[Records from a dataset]

⁂

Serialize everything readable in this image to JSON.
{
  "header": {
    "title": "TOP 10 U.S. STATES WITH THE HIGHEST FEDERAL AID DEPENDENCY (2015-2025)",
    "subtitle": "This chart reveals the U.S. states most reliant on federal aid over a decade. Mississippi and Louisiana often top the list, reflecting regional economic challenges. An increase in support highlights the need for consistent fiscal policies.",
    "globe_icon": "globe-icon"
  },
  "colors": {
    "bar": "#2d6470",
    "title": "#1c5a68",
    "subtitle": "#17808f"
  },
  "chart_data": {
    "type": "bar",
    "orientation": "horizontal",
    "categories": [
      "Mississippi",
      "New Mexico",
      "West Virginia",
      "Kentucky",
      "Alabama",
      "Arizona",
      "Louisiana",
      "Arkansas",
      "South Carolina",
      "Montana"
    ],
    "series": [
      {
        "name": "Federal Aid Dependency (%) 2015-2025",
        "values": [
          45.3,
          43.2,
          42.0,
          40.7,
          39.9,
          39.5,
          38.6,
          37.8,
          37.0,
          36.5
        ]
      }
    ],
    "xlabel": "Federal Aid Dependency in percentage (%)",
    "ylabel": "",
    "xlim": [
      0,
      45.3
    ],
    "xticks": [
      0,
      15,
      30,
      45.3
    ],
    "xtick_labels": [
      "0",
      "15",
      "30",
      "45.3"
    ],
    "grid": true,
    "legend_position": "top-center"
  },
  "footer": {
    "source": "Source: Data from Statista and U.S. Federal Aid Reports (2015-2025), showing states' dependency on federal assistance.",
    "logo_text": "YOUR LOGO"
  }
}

⁂

- Job -
Quote all the records exactly, please, leaving none out.

- Task output -
Serialize everything readable in this image to JSON.
{
  "header": {
    "title": "TOP 10 U.S. STATES WITH THE HIGHEST FEDERAL AID DEPENDENCY (2015-2025)",
    "subtitle": "This chart reveals the U.S. states most reliant on federal aid over a decade. Mississippi and Louisiana often top the list, reflecting regional economic challenges. An increase in support highlights the need for consistent fiscal policies.",
    "globe_icon": "globe-icon"
  },
  "colors": {
    "bar": "#2d6470",
    "title": "#1c5a68",
    "subtitle": "#17808f"
  },
  "chart_data": {
    "type": "bar",
    "orientation": "horizontal",
    "categories": [
      "Mississippi",
      "New Mexico",
      "West Virginia",
      "Kentucky",
      "Alabama",
      "Arizona",
      "Louisiana",
      "Arkansas",
      "South Carolina",
      "Montana"
    ],
    "series": [
      {
        "name": "Federal Aid Dependency (%) 2015-2025",
        "values": [
          45.3,
          43.2,
          42.0,
          40.7,
          39.9,
          39.5,
          38.6,
          37.8,
          37.0,
          36.5
        ]
      }
    ],
    "xlabel": "Federal Aid Dependency in percentage (%)",
    "ylabel": "",
    "xlim": [
      0,
      45.3
    ],
    "xticks": [
      0,
      15,
      30,
      45.3
    ],
    "xtick_labels": [
      "0",
      "15",
      "30",
      "45.3"
    ],
    "grid": true,
    "legend_position": "top-center"
  },
  "footer": {
    "source": "Source: Data from Statista and U.S. Federal Aid Reports (2015-2025), showing states' dependency on federal assistance.",
    "logo_text": "YOUR LOGO"
  }
}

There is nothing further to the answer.